* Given request
Scan the material and copy every line in which "your" appears.

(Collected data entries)
==================================================

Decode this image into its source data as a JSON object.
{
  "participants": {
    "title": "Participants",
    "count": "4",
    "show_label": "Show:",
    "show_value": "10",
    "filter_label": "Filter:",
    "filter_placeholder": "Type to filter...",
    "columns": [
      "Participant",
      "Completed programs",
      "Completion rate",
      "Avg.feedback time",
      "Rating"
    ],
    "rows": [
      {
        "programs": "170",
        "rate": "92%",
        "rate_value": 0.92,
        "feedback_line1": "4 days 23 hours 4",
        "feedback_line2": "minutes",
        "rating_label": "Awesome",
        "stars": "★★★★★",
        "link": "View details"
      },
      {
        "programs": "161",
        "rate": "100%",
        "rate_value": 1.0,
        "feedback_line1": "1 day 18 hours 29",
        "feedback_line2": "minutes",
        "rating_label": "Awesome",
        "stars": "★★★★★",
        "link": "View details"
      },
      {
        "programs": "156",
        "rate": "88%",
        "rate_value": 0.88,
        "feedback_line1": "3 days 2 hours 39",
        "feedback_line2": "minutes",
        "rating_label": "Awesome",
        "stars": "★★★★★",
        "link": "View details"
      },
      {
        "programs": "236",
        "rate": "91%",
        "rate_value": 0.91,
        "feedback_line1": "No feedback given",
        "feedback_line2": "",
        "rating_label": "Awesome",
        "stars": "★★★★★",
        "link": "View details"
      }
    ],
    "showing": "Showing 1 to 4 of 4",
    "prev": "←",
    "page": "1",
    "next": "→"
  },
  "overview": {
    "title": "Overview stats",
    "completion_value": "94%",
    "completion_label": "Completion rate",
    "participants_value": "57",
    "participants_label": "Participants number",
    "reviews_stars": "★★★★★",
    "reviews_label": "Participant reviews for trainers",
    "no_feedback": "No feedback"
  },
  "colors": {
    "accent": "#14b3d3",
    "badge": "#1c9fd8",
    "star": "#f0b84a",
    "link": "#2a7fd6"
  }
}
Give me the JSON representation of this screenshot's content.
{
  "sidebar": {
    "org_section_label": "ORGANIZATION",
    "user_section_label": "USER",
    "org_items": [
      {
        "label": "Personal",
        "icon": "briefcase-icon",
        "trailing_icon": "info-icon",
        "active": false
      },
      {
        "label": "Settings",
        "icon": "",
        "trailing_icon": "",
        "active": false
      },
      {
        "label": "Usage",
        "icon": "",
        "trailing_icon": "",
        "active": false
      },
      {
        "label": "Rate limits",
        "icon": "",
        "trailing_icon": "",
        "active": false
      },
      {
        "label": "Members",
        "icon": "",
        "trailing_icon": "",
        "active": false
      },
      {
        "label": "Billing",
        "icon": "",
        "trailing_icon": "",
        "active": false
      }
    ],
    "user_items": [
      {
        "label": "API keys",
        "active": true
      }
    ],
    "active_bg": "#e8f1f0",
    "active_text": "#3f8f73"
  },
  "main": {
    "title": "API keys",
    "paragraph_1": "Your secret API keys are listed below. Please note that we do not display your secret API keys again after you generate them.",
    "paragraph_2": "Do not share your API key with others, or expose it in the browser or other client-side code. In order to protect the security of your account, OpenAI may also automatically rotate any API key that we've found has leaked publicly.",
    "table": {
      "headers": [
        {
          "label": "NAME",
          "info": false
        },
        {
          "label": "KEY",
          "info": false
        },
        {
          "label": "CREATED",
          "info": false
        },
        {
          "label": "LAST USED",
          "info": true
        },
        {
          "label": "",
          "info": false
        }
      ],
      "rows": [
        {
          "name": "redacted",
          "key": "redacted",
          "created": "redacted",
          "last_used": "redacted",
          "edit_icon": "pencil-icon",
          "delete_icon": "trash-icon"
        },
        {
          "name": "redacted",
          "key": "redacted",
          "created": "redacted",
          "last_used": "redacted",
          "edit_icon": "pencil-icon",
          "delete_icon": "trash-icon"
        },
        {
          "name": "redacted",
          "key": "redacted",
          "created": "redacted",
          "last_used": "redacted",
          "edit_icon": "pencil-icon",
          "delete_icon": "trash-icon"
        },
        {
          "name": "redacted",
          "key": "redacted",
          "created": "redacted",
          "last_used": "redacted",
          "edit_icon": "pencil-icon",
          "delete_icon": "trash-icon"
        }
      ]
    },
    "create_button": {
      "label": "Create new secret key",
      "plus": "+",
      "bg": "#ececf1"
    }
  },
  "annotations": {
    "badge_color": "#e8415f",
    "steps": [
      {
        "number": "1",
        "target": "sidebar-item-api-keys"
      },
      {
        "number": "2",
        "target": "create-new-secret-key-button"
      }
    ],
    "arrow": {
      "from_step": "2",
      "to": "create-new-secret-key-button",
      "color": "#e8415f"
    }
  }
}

==================================================

* Solution to this problem
    "paragraph_1": "Your secret API keys are listed below. Please note that we do not display your secret API keys again after you generate them.",
    "paragraph_2": "Do not share your API key with others, or expose it in the browser or other client-side code. In order to protect the security of your account, OpenAI may also automatically rotate any API key that we've found has leaked publicly.",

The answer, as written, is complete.